-- start DATA ROWS --

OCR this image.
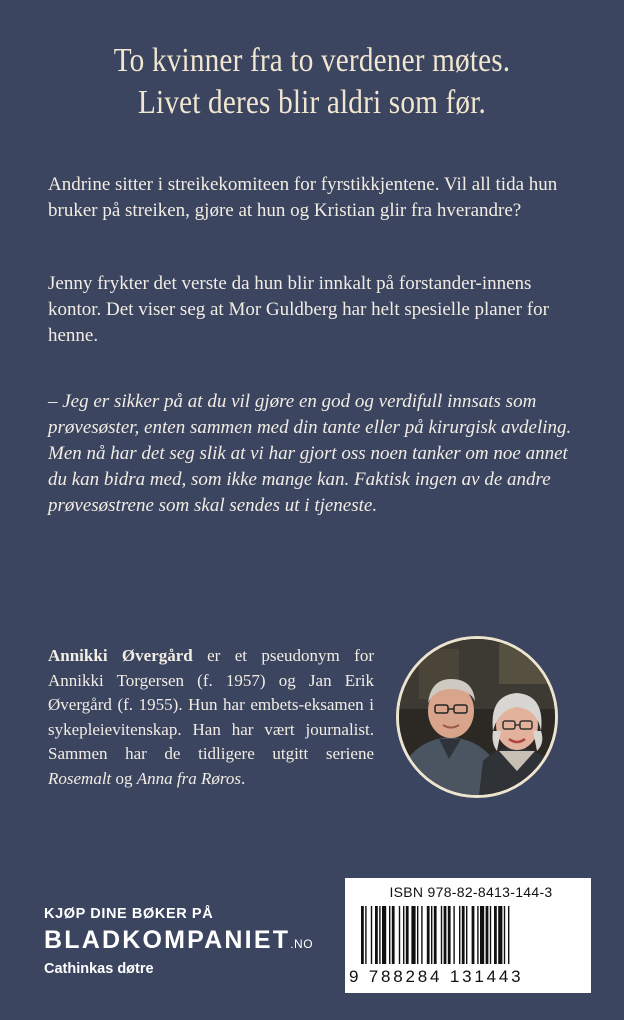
To kvinner fra to verdener møtes.
Livet deres blir aldri som før.
Andrine sitter i streikekomiteen for fyrstikkjentene. Vil all tida hun bruker på streiken, gjøre at hun og Kristian glir fra hverandre?
Jenny frykter det verste da hun blir innkalt på forstander-innens kontor. Det viser seg at Mor Guldberg har helt spesielle planer for henne.
– Jeg er sikker på at du vil gjøre en god og verdifull innsats som prøvesøster, enten sammen med din tante eller på kirurgisk avdeling. Men nå har det seg slik at vi har gjort oss noen tanker om noe annet du kan bidra med, som ikke mange kan. Faktisk ingen av de andre prøvesøstrene som skal sendes ut i tjeneste.
Annikki Øvergård er et pseudonym for Annikki Torgersen (f. 1957) og Jan Erik Øvergård (f. 1955). Hun har embets-eksamen i sykepleievitenskap. Han har vært journalist. Sammen har de tidligere utgitt seriene Rosemalt og Anna fra Røros.
KJØP DINE BØKER PÅ
BLADKOMPANIET.NO
Cathinkas døtre
ISBN 978-82-8413-144-3
9 788284 131443
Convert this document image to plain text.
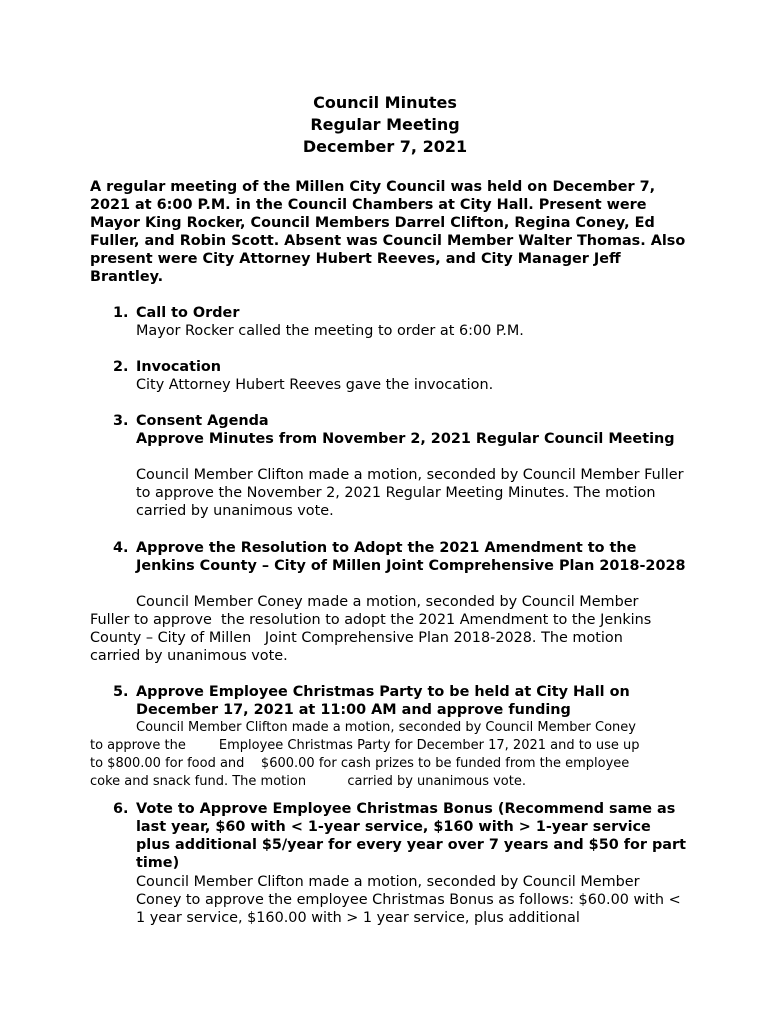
Council Minutes
Regular Meeting
December 7, 2021
A regular meeting of the Millen City Council was held on December 7, 2021 at 6:00 P.M. in the Council Chambers at City Hall. Present were Mayor King Rocker, Council Members Darrel Clifton, Regina Coney, Ed Fuller, and Robin Scott. Absent was Council Member Walter Thomas. Also present were City Attorney Hubert Reeves, and City Manager Jeff Brantley.
1. Call to Order
Mayor Rocker called the meeting to order at 6:00 P.M.
2. Invocation
City Attorney Hubert Reeves gave the invocation.
3. Consent Agenda
Approve Minutes from November 2, 2021 Regular Council Meeting
Council Member Clifton made a motion, seconded by Council Member Fuller to approve the November 2, 2021 Regular Meeting Minutes. The motion carried by unanimous vote.
4. Approve the Resolution to Adopt the 2021 Amendment to the Jenkins County – City of Millen Joint Comprehensive Plan 2018-2028
Council Member Coney made a motion, seconded by Council Member
Fuller to approve  the resolution to adopt the 2021 Amendment to the Jenkins
County – City of Millen   Joint Comprehensive Plan 2018-2028. The motion
carried by unanimous vote.
5. Approve Employee Christmas Party to be held at City Hall on December 17, 2021 at 11:00 AM and approve funding
Council Member Clifton made a motion, seconded by Council Member Coney
to approve the        Employee Christmas Party for December 17, 2021 and to use up
to $800.00 for food and    $600.00 for cash prizes to be funded from the employee
coke and snack fund. The motion          carried by unanimous vote.
6. Vote to Approve Employee Christmas Bonus (Recommend same as last year, $60 with < 1-year service, $160 with > 1-year service plus additional $5/year for every year over 7 years and $50 for part time)
Council Member Clifton made a motion, seconded by Council Member Coney to approve the employee Christmas Bonus as follows: $60.00 with < 1 year service, $160.00 with > 1 year service, plus additional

-- end DATA ROWS --

From the material above, copy everything exactly but the pictures.

SOLUTION ->
OCR this image.
To kvinner fra to verdener møtes.
Livet deres blir aldri som før.
Andrine sitter i streikekomiteen for fyrstikkjentene. Vil all tida hun bruker på streiken, gjøre at hun og Kristian glir fra hverandre?
Jenny frykter det verste da hun blir innkalt på forstander-innens kontor. Det viser seg at Mor Guldberg har helt spesielle planer for henne.
– Jeg er sikker på at du vil gjøre en god og verdifull innsats som prøvesøster, enten sammen med din tante eller på kirurgisk avdeling. Men nå har det seg slik at vi har gjort oss noen tanker om noe annet du kan bidra med, som ikke mange kan. Faktisk ingen av de andre prøvesøstrene som skal sendes ut i tjeneste.
Annikki Øvergård er et pseudonym for Annikki Torgersen (f. 1957) og Jan Erik Øvergård (f. 1955). Hun har embets-eksamen i sykepleievitenskap. Han har vært journalist. Sammen har de tidligere utgitt seriene Rosemalt og Anna fra Røros.
KJØP DINE BØKER PÅ
BLADKOMPANIET.NO
Cathinkas døtre
ISBN 978-82-8413-144-3
9 788284 131443
Convert this document image to plain text.
Council Minutes
Regular Meeting
December 7, 2021
A regular meeting of the Millen City Council was held on December 7, 2021 at 6:00 P.M. in the Council Chambers at City Hall. Present were Mayor King Rocker, Council Members Darrel Clifton, Regina Coney, Ed Fuller, and Robin Scott. Absent was Council Member Walter Thomas. Also present were City Attorney Hubert Reeves, and City Manager Jeff Brantley.
1. Call to Order
Mayor Rocker called the meeting to order at 6:00 P.M.
2. Invocation
City Attorney Hubert Reeves gave the invocation.
3. Consent Agenda
Approve Minutes from November 2, 2021 Regular Council Meeting
Council Member Clifton made a motion, seconded by Council Member Fuller to approve the November 2, 2021 Regular Meeting Minutes. The motion carried by unanimous vote.
4. Approve the Resolution to Adopt the 2021 Amendment to the Jenkins County – City of Millen Joint Comprehensive Plan 2018-2028
Council Member Coney made a motion, seconded by Council Member
Fuller to approve  the resolution to adopt the 2021 Amendment to the Jenkins
County – City of Millen   Joint Comprehensive Plan 2018-2028. The motion
carried by unanimous vote.
5. Approve Employee Christmas Party to be held at City Hall on December 17, 2021 at 11:00 AM and approve funding
Council Member Clifton made a motion, seconded by Council Member Coney
to approve the        Employee Christmas Party for December 17, 2021 and to use up
to $800.00 for food and    $600.00 for cash prizes to be funded from the employee
coke and snack fund. The motion          carried by unanimous vote.
6. Vote to Approve Employee Christmas Bonus (Recommend same as last year, $60 with < 1-year service, $160 with > 1-year service plus additional $5/year for every year over 7 years and $50 for part time)
Council Member Clifton made a motion, seconded by Council Member Coney to approve the employee Christmas Bonus as follows: $60.00 with < 1 year service, $160.00 with > 1 year service, plus additional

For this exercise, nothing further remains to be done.